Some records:
* Begin *

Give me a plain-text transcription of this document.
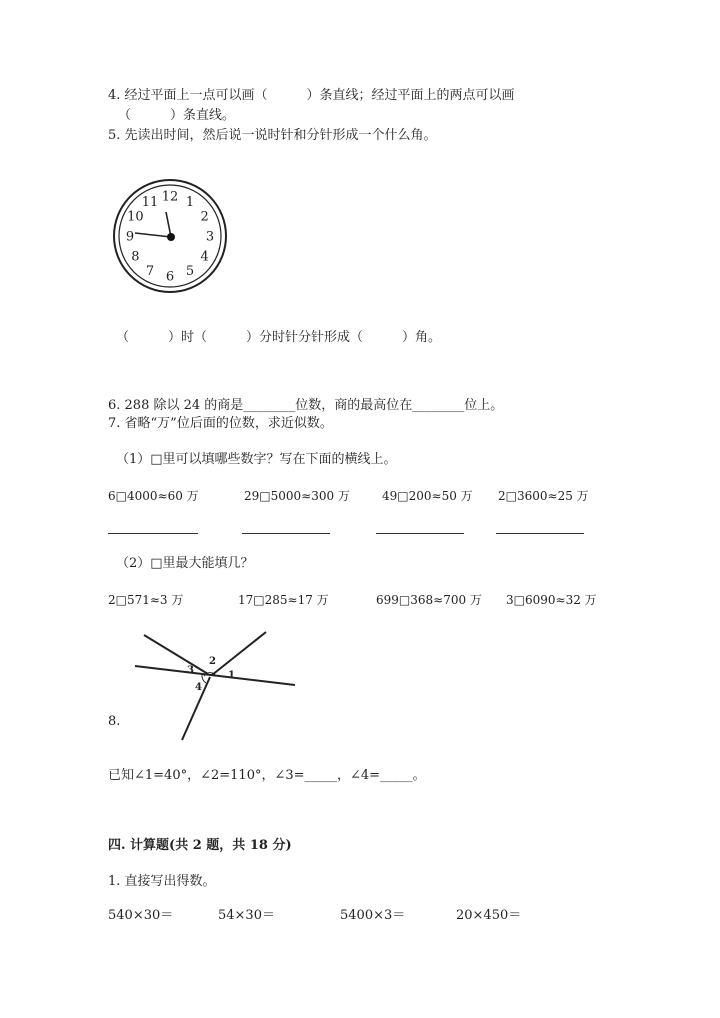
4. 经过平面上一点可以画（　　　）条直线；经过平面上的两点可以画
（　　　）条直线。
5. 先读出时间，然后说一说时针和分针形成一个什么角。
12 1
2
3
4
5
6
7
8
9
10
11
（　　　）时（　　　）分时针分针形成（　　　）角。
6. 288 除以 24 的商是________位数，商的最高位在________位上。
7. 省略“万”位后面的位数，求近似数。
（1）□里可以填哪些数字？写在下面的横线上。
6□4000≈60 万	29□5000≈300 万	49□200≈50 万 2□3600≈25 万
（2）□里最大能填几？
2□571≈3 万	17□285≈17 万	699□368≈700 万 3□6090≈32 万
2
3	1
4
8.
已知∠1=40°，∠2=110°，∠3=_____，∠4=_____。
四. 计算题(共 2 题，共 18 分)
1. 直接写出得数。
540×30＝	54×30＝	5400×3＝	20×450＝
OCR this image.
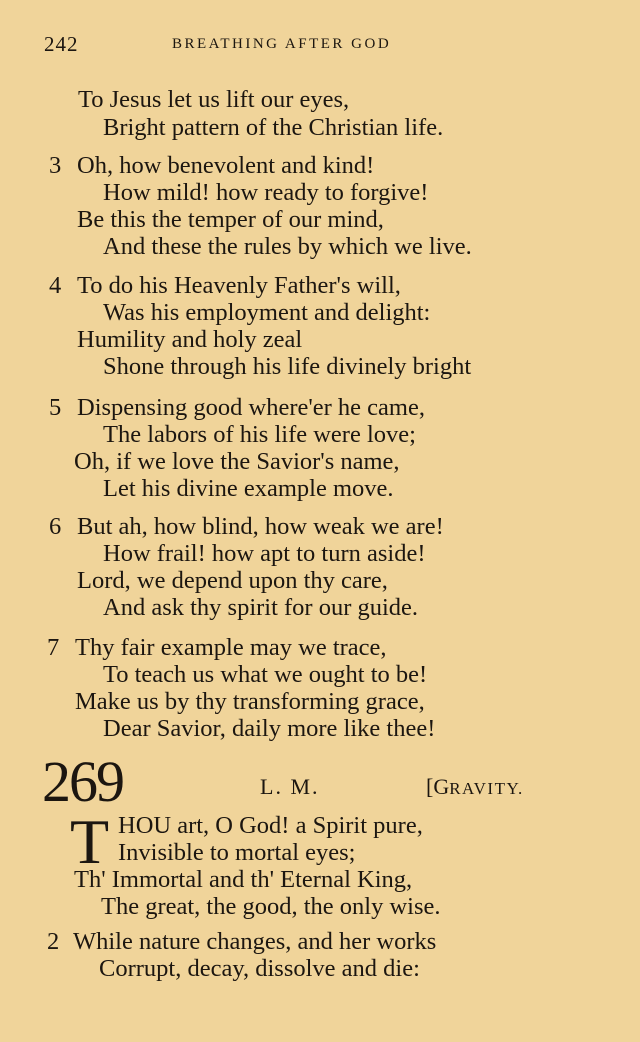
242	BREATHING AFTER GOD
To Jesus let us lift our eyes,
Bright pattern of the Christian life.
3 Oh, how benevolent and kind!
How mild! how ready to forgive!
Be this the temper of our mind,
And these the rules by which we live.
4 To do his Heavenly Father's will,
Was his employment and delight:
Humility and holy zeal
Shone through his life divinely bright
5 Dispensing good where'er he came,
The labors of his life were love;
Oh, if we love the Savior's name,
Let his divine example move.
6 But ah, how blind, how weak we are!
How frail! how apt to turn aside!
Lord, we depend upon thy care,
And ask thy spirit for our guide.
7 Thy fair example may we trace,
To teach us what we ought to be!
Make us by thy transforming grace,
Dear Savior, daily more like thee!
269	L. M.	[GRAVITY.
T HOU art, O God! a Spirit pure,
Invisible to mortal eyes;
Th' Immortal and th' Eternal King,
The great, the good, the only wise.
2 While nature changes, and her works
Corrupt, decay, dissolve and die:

* End *

▶ Written request: All lines holding the word "example" should be picked out and copied.

▶ Written solution:
Let his divine example move.
7 Thy fair example may we trace,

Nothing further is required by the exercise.